Что может быть общего у внимательного осознавания, культивируемого путем медитации, и эмпатического общения в отношениях привязанности?
На заседании я поднял вопрос о странных совпадениях между тренировкой внимательного осознавания, безопасной привязанностью, а также префронтальной корой головного мозга. Последняя, как мы говорили, связывает различные области мозга — кору, лимбическую область, ствол мозга, — а также сигналы, идущие от организма, и социальные сигналы. Пять источников дифференцированного энергоинформационного потока объединяются, а затем координируются и гармонизируются интегрирующими волокнами префронтальной области.
Могут ли эти три аспекта человеческой жизни отражать некую общую почву интеграции? Способно ли внимательное осознавание быть тем самым интегрированным состоянием разума, где безопасная привязанность отражает отношенческое состояние интеграции, а префронтальная область — воплощенную интеграцию мозга?
□ □ □
Отредактируйте фрагмент об осознавании и привязанности: перепишите его, начиная со слов «Могут ли эти» и далее вплоть до слов «воплощенную интеграцию мозга?», заменив «префронтальная область» на «префронтальная кора». Записи никак не связаны с приведенным фрагментом.

Собранные данные
□ □ □
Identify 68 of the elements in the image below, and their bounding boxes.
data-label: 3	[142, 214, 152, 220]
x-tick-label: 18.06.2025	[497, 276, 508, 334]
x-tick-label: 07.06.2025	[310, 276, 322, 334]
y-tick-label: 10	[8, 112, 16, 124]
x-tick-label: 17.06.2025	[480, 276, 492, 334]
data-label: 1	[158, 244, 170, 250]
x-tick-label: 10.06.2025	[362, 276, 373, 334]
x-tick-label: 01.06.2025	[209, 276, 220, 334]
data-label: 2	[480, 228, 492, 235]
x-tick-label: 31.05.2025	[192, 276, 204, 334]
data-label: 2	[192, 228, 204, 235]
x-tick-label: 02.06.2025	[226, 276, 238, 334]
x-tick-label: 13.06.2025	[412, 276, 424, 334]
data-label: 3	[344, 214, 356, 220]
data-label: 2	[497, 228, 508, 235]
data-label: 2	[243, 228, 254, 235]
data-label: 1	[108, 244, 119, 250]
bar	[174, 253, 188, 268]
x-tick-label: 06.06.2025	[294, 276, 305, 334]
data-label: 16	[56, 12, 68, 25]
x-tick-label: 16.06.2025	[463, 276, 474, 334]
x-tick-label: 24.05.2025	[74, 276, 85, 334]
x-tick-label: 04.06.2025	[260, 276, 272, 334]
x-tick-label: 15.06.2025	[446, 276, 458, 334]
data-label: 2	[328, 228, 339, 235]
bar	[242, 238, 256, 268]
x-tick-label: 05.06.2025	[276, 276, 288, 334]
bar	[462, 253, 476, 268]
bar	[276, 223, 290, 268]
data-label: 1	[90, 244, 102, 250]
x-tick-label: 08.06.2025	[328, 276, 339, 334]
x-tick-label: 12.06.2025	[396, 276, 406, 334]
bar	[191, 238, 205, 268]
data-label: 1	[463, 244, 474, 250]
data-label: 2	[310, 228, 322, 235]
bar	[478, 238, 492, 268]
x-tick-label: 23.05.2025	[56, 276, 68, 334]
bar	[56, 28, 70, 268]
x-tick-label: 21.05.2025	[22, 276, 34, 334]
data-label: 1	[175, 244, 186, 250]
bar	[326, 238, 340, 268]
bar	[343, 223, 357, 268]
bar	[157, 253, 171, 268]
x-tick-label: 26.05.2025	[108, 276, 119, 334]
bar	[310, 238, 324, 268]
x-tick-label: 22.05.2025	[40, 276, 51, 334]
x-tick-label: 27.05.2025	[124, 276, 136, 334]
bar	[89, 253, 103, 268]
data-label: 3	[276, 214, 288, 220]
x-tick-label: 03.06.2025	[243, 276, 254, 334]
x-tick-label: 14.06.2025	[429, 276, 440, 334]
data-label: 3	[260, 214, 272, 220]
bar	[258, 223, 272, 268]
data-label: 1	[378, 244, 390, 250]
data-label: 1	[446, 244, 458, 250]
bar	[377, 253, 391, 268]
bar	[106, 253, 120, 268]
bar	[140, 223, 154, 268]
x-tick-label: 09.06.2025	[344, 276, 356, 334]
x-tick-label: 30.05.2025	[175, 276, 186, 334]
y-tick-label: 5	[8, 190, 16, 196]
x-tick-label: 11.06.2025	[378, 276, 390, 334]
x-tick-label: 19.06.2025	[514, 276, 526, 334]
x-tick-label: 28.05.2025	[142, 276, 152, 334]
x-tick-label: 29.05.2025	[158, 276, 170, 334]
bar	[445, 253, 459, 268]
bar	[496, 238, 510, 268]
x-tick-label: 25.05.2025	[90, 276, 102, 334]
□ □ □
Решение задания »
Могут ли эти три аспекта человеческой жизни отражать некую общую почву интеграции? Способно ли внимательное осознавание быть тем самым интегрированным состоянием разума, где безопасная привязанность отражает отношенческое состояние интеграции, а префронтальная кора — воплощенную интеграцию мозга?